» **Task goal**:
Go through the listing below and gather every line with the word "this".

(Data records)
+--
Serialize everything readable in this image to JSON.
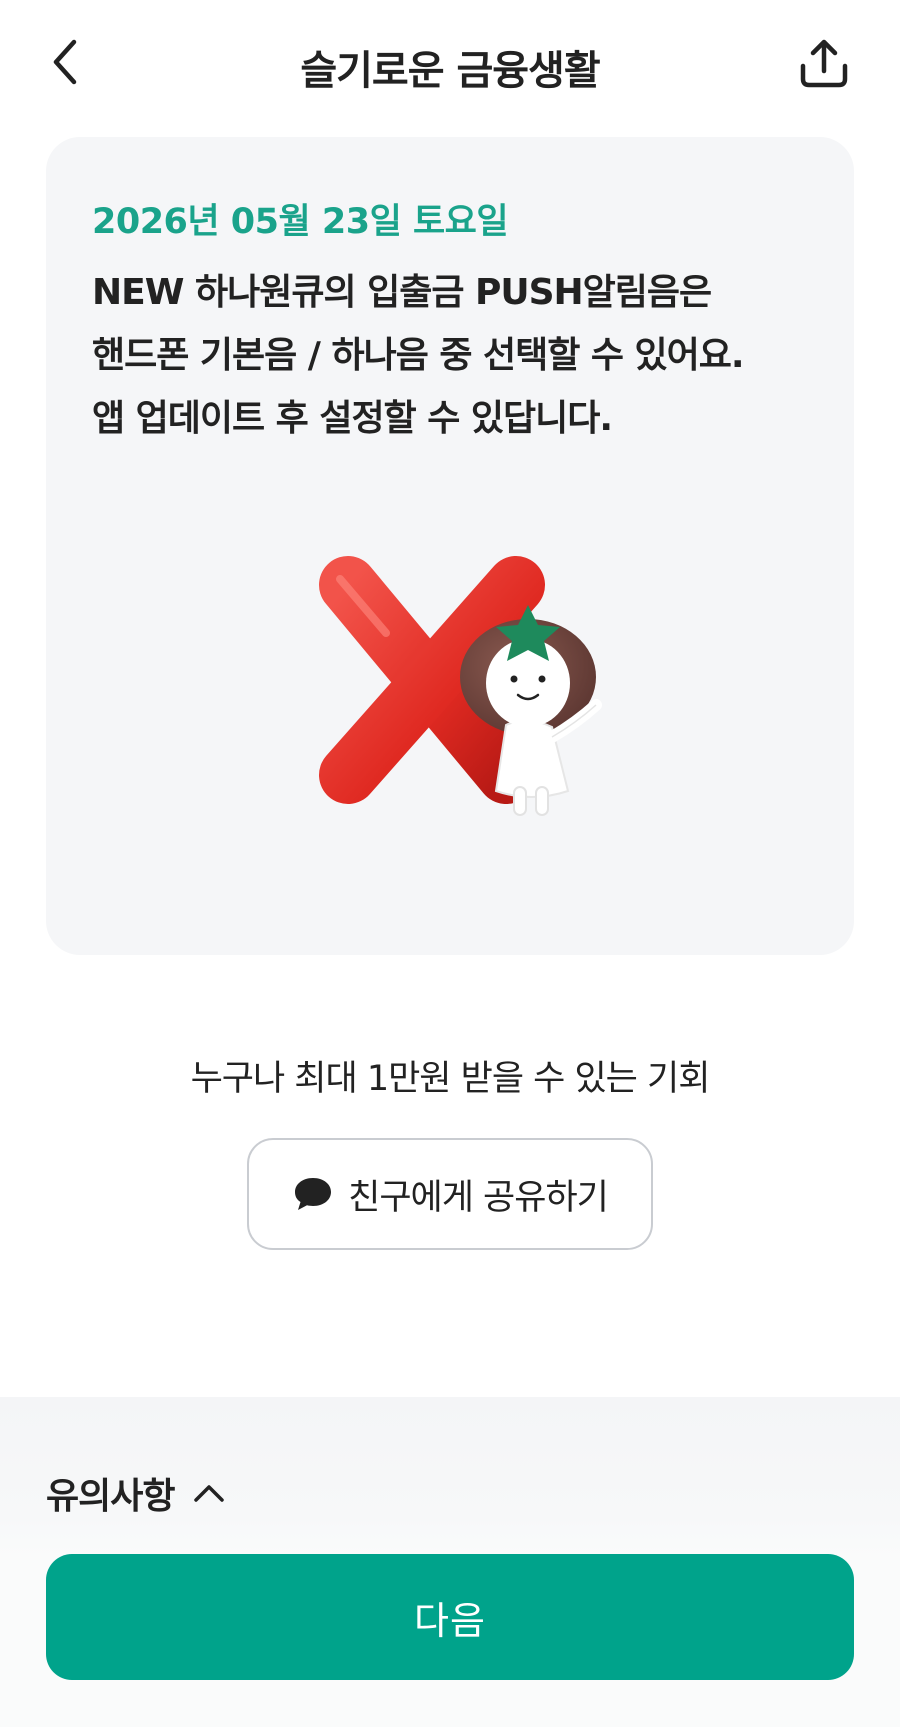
{
  "header": {
    "title": "슬기로운 금융생활",
    "back_icon": "chevron-left-icon",
    "share_icon": "share-upload-icon"
  },
  "card": {
    "date": "2026년 05월 23일 토요일",
    "lines": [
      "NEW 하나원큐의 입출금 PUSH알림음은",
      "핸드폰 기본음 / 하나음 중 선택할 수 있어요.",
      "앱 업데이트 후 설정할 수 있답니다."
    ],
    "illustration": "red-x-mascot-illustration"
  },
  "promo": {
    "text": "누구나 최대 1만원 받을 수 있는 기회",
    "share_button_label": "친구에게 공유하기",
    "share_button_icon": "speech-bubble-icon"
  },
  "notice": {
    "label": "유의사항",
    "toggle_icon": "chevron-up-icon"
  },
  "footer": {
    "next_label": "다음"
  },
  "colors": {
    "accent": "#1aa38b",
    "button": "#00a38b",
    "card_bg": "#f5f6f8",
    "x_red": "#e52e25"
  }
}
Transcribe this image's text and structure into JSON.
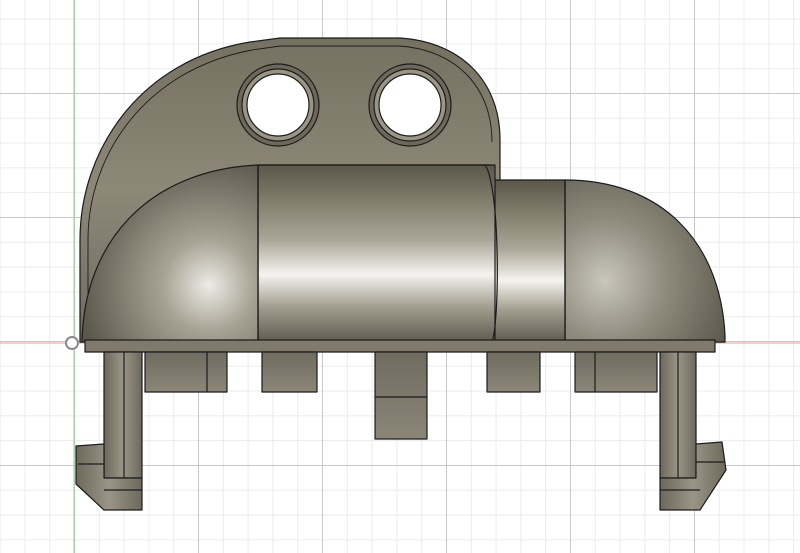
{
  "viewport": {
    "background_color": "#ffffff",
    "grid_major_color": "#c9c9c9",
    "grid_minor_color": "#ececec",
    "x_axis_color": "#f09a9a",
    "y_axis_color": "#8fd48f"
  },
  "model": {
    "body_color": "#8a8478",
    "edge_color": "#1c1c1c",
    "highlight_color": "#f4f3ef"
  },
  "icons": {
    "origin_marker": "origin-point-icon"
  }
}
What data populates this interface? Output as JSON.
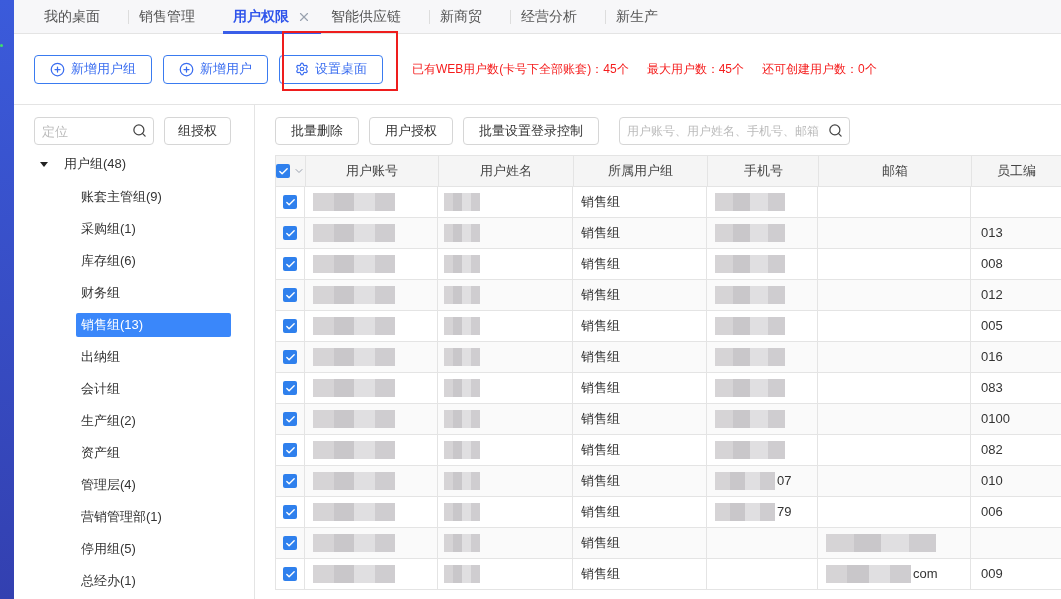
{
  "tabs": [
    {
      "label": "我的桌面",
      "selected": false,
      "closable": false
    },
    {
      "label": "销售管理",
      "selected": false,
      "closable": false
    },
    {
      "label": "用户权限",
      "selected": true,
      "closable": true
    },
    {
      "label": "智能供应链",
      "selected": false,
      "closable": false
    },
    {
      "label": "新商贸",
      "selected": false,
      "closable": false
    },
    {
      "label": "经营分析",
      "selected": false,
      "closable": false
    },
    {
      "label": "新生产",
      "selected": false,
      "closable": false
    }
  ],
  "toolbar": {
    "buttons": [
      {
        "label": "新增用户组",
        "kind": "add",
        "highlighted": false
      },
      {
        "label": "新增用户",
        "kind": "add",
        "highlighted": false
      },
      {
        "label": "设置桌面",
        "kind": "settings",
        "highlighted": true
      }
    ],
    "stats": [
      "已有WEB用户数(卡号下全部账套)：45个",
      "最大用户数：45个",
      "还可创建用户数：0个"
    ]
  },
  "sidebar": {
    "search": {
      "placeholder": "定位"
    },
    "button": "组授权",
    "tree": [
      {
        "label": "用户组(48)",
        "expanded": true,
        "selected": false,
        "children": [
          {
            "label": "账套主管组(9)",
            "selected": false
          },
          {
            "label": "采购组(1)",
            "selected": false
          },
          {
            "label": "库存组(6)",
            "selected": false
          },
          {
            "label": "财务组",
            "selected": false
          },
          {
            "label": "销售组(13)",
            "selected": true
          },
          {
            "label": "出纳组",
            "selected": false
          },
          {
            "label": "会计组",
            "selected": false
          },
          {
            "label": "生产组(2)",
            "selected": false
          },
          {
            "label": "资产组",
            "selected": false
          },
          {
            "label": "管理层(4)",
            "selected": false
          },
          {
            "label": "营销管理部(1)",
            "selected": false
          },
          {
            "label": "停用组(5)",
            "selected": false
          },
          {
            "label": "总经办(1)",
            "selected": false
          }
        ]
      }
    ]
  },
  "actions": [
    "批量删除",
    "用户授权",
    "批量设置登录控制"
  ],
  "table_search": {
    "placeholder": "用户账号、用户姓名、手机号、邮箱"
  },
  "table": {
    "all_checked": true,
    "columns": [
      "用户账号",
      "用户姓名",
      "所属用户组",
      "手机号",
      "邮箱",
      "员工编"
    ],
    "rows": [
      {
        "checked": true,
        "group": "销售组",
        "account_blurred": true,
        "name_blurred": true,
        "phone_blurred": true,
        "email_blurred": false
      },
      {
        "checked": true,
        "group": "销售组",
        "employee_no": "013",
        "account_blurred": true,
        "name_blurred": true,
        "phone_blurred": true,
        "email_blurred": false
      },
      {
        "checked": true,
        "group": "销售组",
        "employee_no": "008",
        "account_blurred": true,
        "name_blurred": true,
        "phone_blurred": true,
        "email_blurred": false
      },
      {
        "checked": true,
        "group": "销售组",
        "employee_no": "012",
        "account_blurred": true,
        "name_blurred": true,
        "phone_blurred": true,
        "email_blurred": false
      },
      {
        "checked": true,
        "group": "销售组",
        "employee_no": "005",
        "account_blurred": true,
        "name_blurred": true,
        "phone_blurred": true,
        "email_blurred": false
      },
      {
        "checked": true,
        "group": "销售组",
        "employee_no": "016",
        "account_blurred": true,
        "name_blurred": true,
        "phone_blurred": true,
        "email_blurred": false
      },
      {
        "checked": true,
        "group": "销售组",
        "employee_no": "083",
        "account_blurred": true,
        "name_blurred": true,
        "phone_blurred": true,
        "email_blurred": false
      },
      {
        "checked": true,
        "group": "销售组",
        "employee_no": "0100",
        "account_blurred": true,
        "name_blurred": true,
        "phone_blurred": true,
        "email_blurred": false
      },
      {
        "checked": true,
        "group": "销售组",
        "employee_no": "082",
        "account_blurred": true,
        "name_blurred": true,
        "phone_blurred": true,
        "email_blurred": false
      },
      {
        "checked": true,
        "group": "销售组",
        "employee_no": "010",
        "phone_tail": "07",
        "account_blurred": true,
        "name_blurred": true,
        "phone_blurred": true,
        "email_blurred": false
      },
      {
        "checked": true,
        "group": "销售组",
        "employee_no": "006",
        "phone_tail": "79",
        "account_blurred": true,
        "name_blurred": true,
        "phone_blurred": true,
        "email_blurred": false
      },
      {
        "checked": true,
        "group": "销售组",
        "account_blurred": true,
        "name_blurred": true,
        "phone_blurred": false,
        "email_blurred": true
      },
      {
        "checked": true,
        "group": "销售组",
        "employee_no": "009",
        "email_tail": "com",
        "account_blurred": true,
        "name_blurred": true,
        "phone_blurred": false,
        "email_blurred": true
      }
    ]
  }
}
+--
» **Exercise response**:
Serialize everything readable in this image to JSON.
Transcribe this image's text and structure into JSON.
What data populates this interface? Output as JSON.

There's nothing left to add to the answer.